▶ [GIVEN INSTRUCTION] Reproduce all entries word for word.

▶ [STORED DATA]
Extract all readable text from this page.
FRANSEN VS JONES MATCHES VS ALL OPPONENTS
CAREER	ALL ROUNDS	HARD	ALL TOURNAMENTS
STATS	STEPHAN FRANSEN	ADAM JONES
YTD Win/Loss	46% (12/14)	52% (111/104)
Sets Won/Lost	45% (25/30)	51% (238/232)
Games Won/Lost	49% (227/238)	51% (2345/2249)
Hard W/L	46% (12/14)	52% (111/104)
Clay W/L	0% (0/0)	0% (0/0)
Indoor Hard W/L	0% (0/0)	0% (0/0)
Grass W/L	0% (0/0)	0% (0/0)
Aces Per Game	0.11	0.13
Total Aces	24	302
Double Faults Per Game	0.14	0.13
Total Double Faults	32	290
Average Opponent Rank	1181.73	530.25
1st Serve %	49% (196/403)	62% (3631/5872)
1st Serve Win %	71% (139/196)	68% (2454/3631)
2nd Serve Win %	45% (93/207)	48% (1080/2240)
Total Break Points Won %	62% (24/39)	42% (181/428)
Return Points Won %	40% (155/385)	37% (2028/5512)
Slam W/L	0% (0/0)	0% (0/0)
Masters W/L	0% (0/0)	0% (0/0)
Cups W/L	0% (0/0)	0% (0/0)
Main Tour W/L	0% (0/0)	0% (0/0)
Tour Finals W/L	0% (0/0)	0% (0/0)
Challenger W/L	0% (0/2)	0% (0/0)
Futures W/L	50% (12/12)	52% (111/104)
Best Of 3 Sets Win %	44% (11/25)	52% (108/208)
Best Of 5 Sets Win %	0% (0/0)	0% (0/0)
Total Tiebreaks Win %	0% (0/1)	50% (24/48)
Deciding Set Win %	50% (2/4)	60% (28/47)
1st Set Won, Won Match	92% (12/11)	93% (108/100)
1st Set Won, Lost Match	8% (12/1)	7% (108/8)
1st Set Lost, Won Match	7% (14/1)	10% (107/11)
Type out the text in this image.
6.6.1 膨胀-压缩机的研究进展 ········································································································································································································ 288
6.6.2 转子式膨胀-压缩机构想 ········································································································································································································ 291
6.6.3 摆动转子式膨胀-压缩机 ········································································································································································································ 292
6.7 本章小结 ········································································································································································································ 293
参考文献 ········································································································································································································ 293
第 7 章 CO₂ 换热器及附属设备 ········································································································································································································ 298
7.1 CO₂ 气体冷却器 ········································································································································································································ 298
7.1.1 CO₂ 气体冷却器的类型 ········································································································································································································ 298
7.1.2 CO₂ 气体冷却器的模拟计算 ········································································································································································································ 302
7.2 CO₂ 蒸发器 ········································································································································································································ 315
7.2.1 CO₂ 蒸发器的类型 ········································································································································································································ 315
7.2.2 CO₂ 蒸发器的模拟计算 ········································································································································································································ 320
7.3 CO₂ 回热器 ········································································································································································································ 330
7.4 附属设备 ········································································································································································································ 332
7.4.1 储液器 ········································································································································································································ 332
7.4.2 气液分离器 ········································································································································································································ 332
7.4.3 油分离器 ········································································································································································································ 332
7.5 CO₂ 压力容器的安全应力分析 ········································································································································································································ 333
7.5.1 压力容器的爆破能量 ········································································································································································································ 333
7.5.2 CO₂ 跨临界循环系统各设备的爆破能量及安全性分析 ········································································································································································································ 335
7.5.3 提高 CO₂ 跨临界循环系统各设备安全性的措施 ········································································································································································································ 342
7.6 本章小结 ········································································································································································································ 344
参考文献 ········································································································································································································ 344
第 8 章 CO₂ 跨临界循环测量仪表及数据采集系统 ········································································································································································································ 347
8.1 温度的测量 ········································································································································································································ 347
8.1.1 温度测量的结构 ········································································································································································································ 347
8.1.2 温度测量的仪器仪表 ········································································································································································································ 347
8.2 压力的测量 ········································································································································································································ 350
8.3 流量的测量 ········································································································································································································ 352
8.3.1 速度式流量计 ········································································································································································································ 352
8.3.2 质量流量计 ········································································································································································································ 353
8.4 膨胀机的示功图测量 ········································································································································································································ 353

▶ [ANSWER TO THIS EXERCISE]
Extract all readable text from this page.
FRANSEN VS JONES MATCHES VS ALL OPPONENTS
CAREER	ALL ROUNDS	HARD	ALL TOURNAMENTS
STATS	STEPHAN FRANSEN	ADAM JONES
YTD Win/Loss	46% (12/14)	52% (111/104)
Sets Won/Lost	45% (25/30)	51% (238/232)
Games Won/Lost	49% (227/238)	51% (2345/2249)
Hard W/L	46% (12/14)	52% (111/104)
Clay W/L	0% (0/0)	0% (0/0)
Indoor Hard W/L	0% (0/0)	0% (0/0)
Grass W/L	0% (0/0)	0% (0/0)
Aces Per Game	0.11	0.13
Total Aces	24	302
Double Faults Per Game	0.14	0.13
Total Double Faults	32	290
Average Opponent Rank	1181.73	530.25
1st Serve %	49% (196/403)	62% (3631/5872)
1st Serve Win %	71% (139/196)	68% (2454/3631)
2nd Serve Win %	45% (93/207)	48% (1080/2240)
Total Break Points Won %	62% (24/39)	42% (181/428)
Return Points Won %	40% (155/385)	37% (2028/5512)
Slam W/L	0% (0/0)	0% (0/0)
Masters W/L	0% (0/0)	0% (0/0)
Cups W/L	0% (0/0)	0% (0/0)
Main Tour W/L	0% (0/0)	0% (0/0)
Tour Finals W/L	0% (0/0)	0% (0/0)
Challenger W/L	0% (0/2)	0% (0/0)
Futures W/L	50% (12/12)	52% (111/104)
Best Of 3 Sets Win %	44% (11/25)	52% (108/208)
Best Of 5 Sets Win %	0% (0/0)	0% (0/0)
Total Tiebreaks Win %	0% (0/1)	50% (24/48)
Deciding Set Win %	50% (2/4)	60% (28/47)
1st Set Won, Won Match	92% (12/11)	93% (108/100)
1st Set Won, Lost Match	8% (12/1)	7% (108/8)
1st Set Lost, Won Match	7% (14/1)	10% (107/11)
Type out the text in this image.
6.6.1 膨胀-压缩机的研究进展 ········································································································································································································ 288
6.6.2 转子式膨胀-压缩机构想 ········································································································································································································ 291
6.6.3 摆动转子式膨胀-压缩机 ········································································································································································································ 292
6.7 本章小结 ········································································································································································································ 293
参考文献 ········································································································································································································ 293
第 7 章 CO₂ 换热器及附属设备 ········································································································································································································ 298
7.1 CO₂ 气体冷却器 ········································································································································································································ 298
7.1.1 CO₂ 气体冷却器的类型 ········································································································································································································ 298
7.1.2 CO₂ 气体冷却器的模拟计算 ········································································································································································································ 302
7.2 CO₂ 蒸发器 ········································································································································································································ 315
7.2.1 CO₂ 蒸发器的类型 ········································································································································································································ 315
7.2.2 CO₂ 蒸发器的模拟计算 ········································································································································································································ 320
7.3 CO₂ 回热器 ········································································································································································································ 330
7.4 附属设备 ········································································································································································································ 332
7.4.1 储液器 ········································································································································································································ 332
7.4.2 气液分离器 ········································································································································································································ 332
7.4.3 油分离器 ········································································································································································································ 332
7.5 CO₂ 压力容器的安全应力分析 ········································································································································································································ 333
7.5.1 压力容器的爆破能量 ········································································································································································································ 333
7.5.2 CO₂ 跨临界循环系统各设备的爆破能量及安全性分析 ········································································································································································································ 335
7.5.3 提高 CO₂ 跨临界循环系统各设备安全性的措施 ········································································································································································································ 342
7.6 本章小结 ········································································································································································································ 344
参考文献 ········································································································································································································ 344
第 8 章 CO₂ 跨临界循环测量仪表及数据采集系统 ········································································································································································································ 347
8.1 温度的测量 ········································································································································································································ 347
8.1.1 温度测量的结构 ········································································································································································································ 347
8.1.2 温度测量的仪器仪表 ········································································································································································································ 347
8.2 压力的测量 ········································································································································································································ 350
8.3 流量的测量 ········································································································································································································ 352
8.3.1 速度式流量计 ········································································································································································································ 352
8.3.2 质量流量计 ········································································································································································································ 353
8.4 膨胀机的示功图测量 ········································································································································································································ 353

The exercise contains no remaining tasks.